-- TASK GOAL --
Count every line in the entries that follow where the word "vàng" appears, then state only the total.

-- PROVIDED MATERIAL --

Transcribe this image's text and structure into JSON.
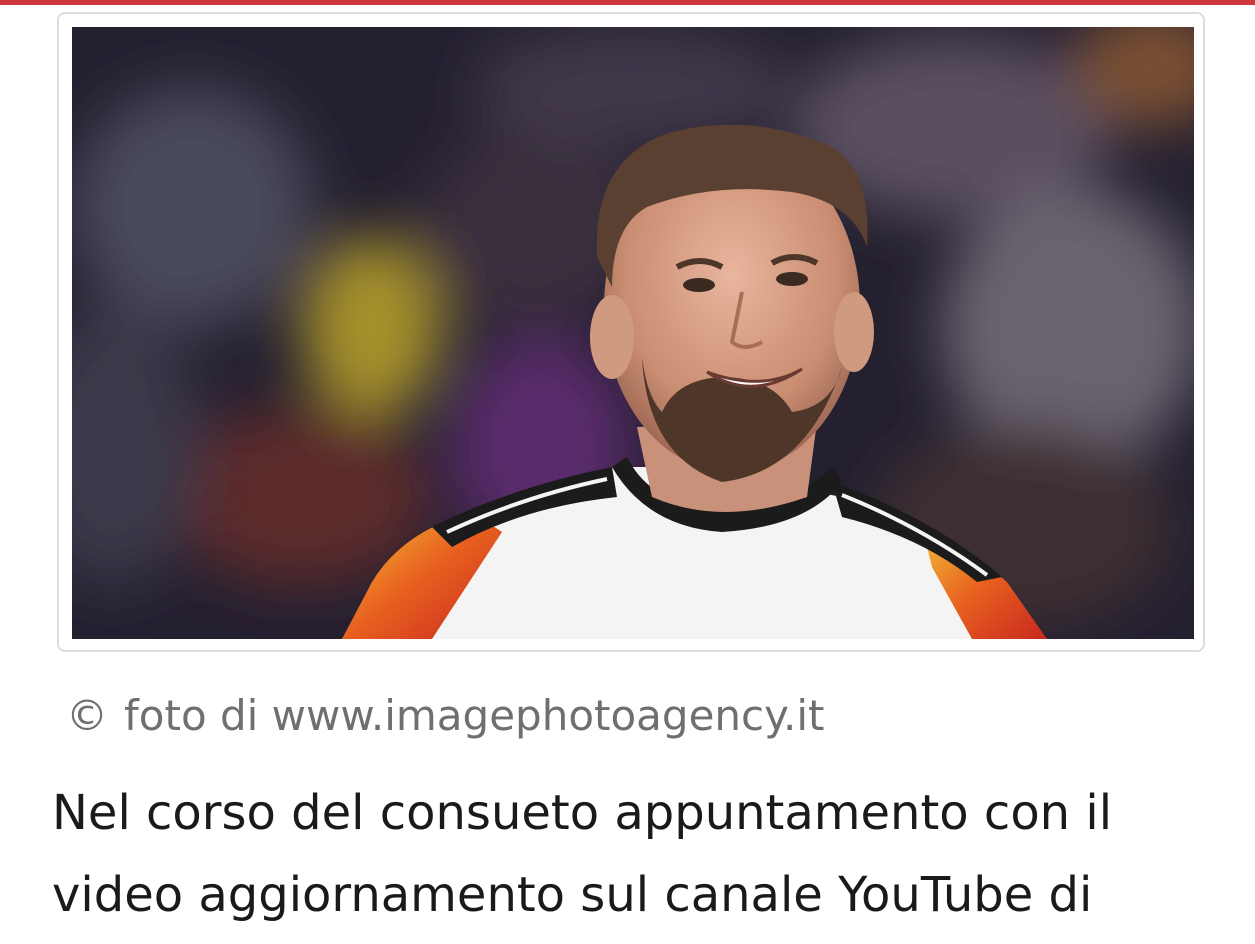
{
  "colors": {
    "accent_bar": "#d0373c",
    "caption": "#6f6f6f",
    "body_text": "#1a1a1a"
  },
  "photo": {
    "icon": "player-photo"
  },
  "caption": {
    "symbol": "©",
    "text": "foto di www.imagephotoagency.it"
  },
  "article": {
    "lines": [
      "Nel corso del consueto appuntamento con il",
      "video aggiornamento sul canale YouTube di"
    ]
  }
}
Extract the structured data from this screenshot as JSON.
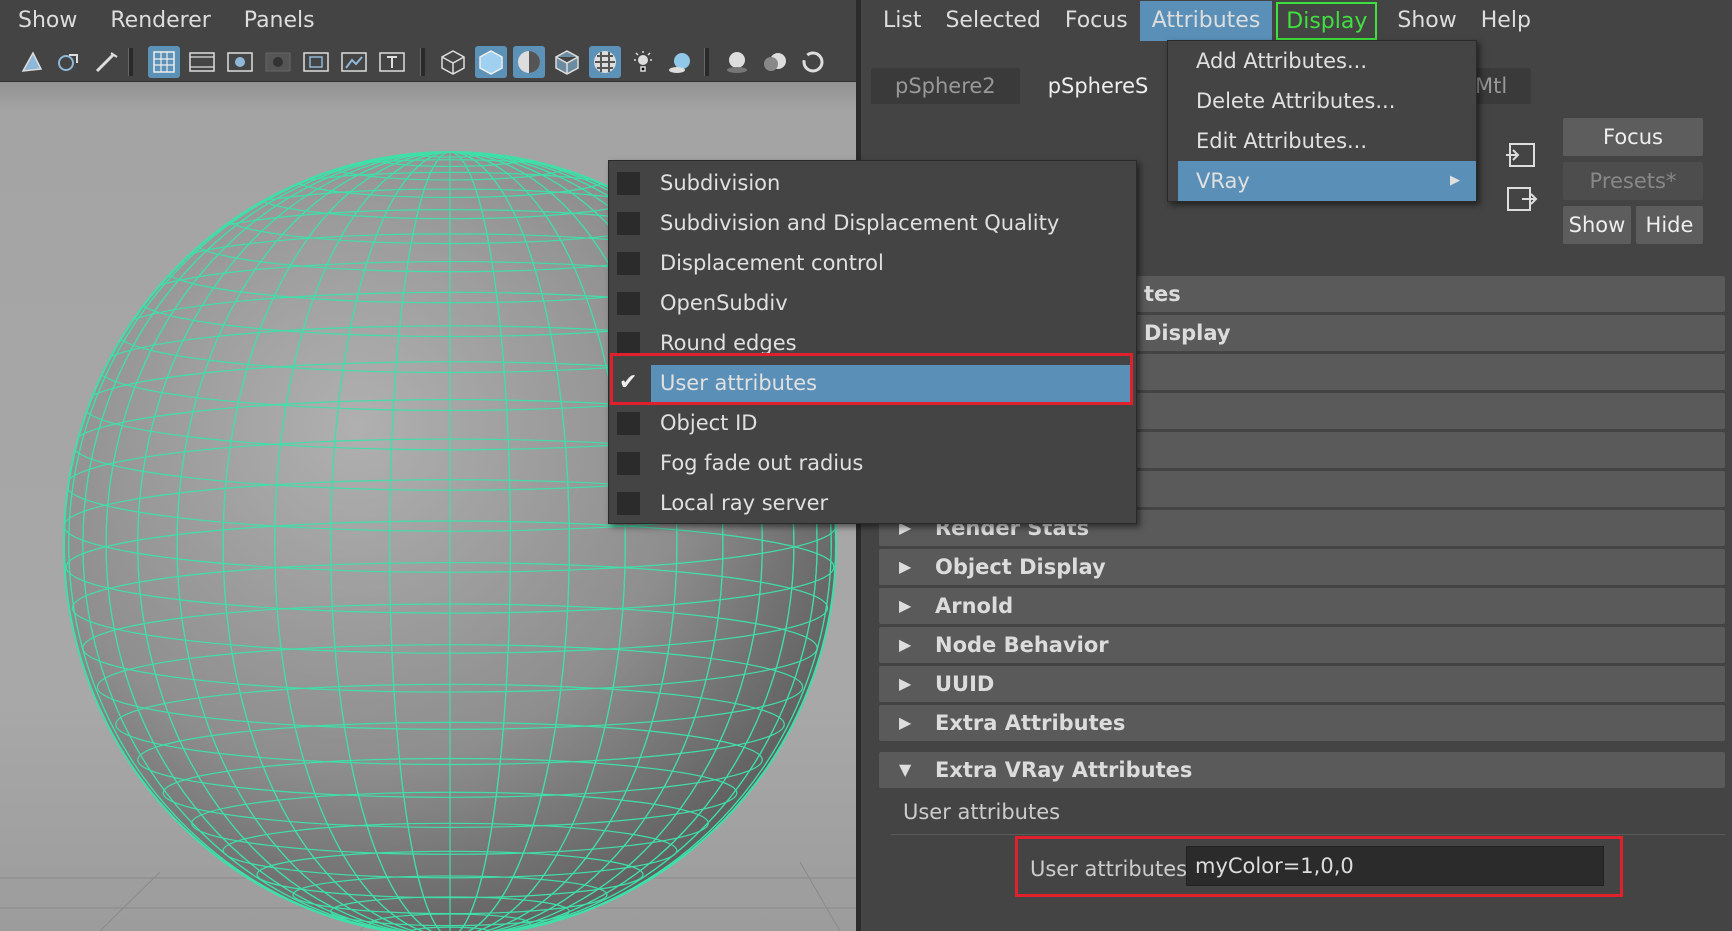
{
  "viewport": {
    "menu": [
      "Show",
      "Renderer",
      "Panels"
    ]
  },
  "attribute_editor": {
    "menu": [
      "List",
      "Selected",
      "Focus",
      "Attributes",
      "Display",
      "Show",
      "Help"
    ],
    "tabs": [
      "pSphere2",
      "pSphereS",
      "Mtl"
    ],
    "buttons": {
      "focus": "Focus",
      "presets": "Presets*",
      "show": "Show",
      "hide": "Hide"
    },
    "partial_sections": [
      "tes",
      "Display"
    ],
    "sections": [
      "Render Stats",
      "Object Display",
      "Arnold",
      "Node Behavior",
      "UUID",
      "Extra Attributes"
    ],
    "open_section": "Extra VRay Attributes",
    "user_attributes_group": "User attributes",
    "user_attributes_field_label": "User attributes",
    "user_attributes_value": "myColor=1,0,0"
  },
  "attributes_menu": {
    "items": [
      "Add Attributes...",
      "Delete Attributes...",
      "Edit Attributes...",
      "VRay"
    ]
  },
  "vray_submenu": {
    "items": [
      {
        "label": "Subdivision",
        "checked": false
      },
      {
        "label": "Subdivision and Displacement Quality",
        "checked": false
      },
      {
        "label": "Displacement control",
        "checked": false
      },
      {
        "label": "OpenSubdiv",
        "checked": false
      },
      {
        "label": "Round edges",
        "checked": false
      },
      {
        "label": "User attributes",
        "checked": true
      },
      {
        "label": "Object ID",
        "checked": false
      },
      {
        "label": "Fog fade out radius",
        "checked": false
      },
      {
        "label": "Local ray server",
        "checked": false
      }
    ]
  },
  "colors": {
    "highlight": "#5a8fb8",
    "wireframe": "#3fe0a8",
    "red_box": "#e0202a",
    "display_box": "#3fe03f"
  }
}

...

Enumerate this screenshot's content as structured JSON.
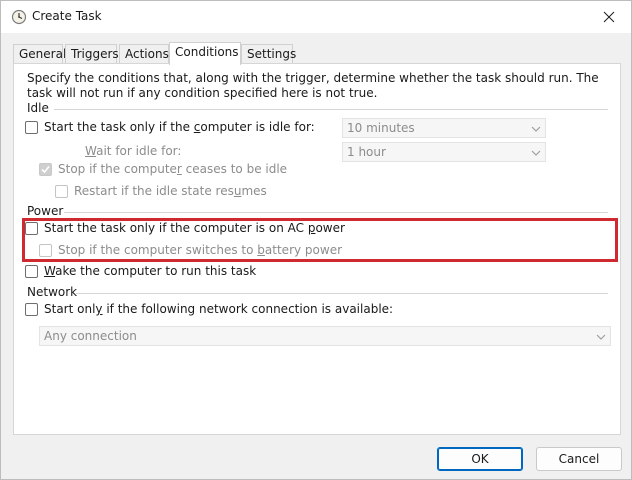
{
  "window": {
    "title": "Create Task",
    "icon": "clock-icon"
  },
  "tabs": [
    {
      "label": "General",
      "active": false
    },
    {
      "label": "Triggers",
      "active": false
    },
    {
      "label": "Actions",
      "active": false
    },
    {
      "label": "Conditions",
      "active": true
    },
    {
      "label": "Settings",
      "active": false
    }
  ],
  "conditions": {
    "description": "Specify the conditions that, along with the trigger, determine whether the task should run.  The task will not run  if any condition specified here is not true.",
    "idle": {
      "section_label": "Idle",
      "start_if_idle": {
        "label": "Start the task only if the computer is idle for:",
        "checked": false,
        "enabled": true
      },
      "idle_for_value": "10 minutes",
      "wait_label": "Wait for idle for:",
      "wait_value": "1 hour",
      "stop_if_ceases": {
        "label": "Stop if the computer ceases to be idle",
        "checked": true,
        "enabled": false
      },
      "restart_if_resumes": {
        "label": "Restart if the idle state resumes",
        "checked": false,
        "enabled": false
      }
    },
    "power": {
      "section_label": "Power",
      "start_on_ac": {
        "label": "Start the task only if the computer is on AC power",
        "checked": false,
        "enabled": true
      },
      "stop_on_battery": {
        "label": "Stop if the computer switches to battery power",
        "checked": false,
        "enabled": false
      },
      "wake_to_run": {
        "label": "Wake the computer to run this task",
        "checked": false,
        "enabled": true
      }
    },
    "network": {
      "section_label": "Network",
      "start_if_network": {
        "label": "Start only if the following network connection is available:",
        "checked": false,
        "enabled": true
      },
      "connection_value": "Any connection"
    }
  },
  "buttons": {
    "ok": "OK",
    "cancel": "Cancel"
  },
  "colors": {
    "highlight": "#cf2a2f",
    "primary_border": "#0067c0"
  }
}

--

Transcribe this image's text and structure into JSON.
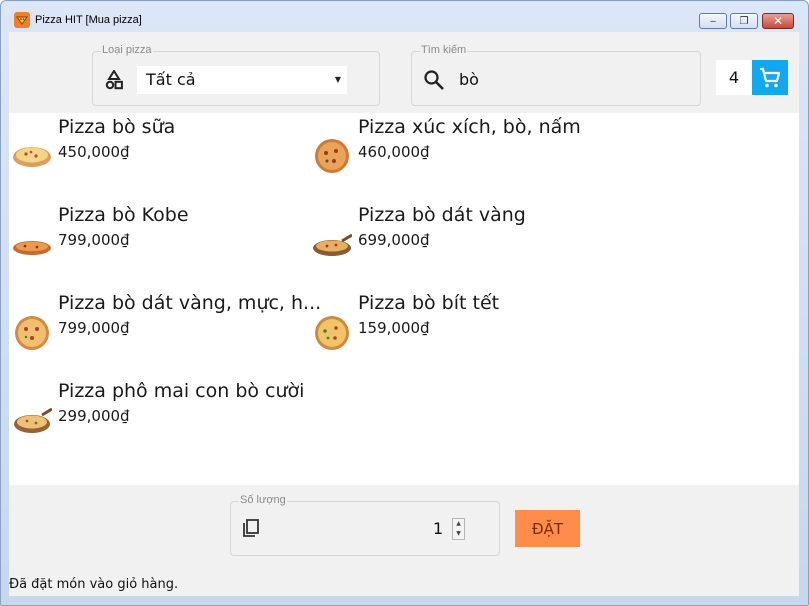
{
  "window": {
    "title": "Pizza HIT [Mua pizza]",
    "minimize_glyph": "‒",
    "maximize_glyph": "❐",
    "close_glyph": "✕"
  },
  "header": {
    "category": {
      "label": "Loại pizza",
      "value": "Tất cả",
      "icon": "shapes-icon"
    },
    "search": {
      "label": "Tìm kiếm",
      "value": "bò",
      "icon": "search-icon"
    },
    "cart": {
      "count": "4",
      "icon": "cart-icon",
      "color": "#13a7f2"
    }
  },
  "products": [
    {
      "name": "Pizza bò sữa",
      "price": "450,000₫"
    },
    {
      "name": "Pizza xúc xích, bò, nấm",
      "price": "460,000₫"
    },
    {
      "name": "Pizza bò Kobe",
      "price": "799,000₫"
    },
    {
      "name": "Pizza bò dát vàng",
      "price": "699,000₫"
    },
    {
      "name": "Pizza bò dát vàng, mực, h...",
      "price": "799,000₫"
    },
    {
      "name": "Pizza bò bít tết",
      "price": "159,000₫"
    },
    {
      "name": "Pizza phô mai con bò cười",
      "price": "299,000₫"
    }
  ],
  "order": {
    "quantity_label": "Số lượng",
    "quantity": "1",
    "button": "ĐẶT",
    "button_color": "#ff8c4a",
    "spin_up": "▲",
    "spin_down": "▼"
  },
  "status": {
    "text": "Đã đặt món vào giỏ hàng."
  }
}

-- EXPECTED OUTPUT --
2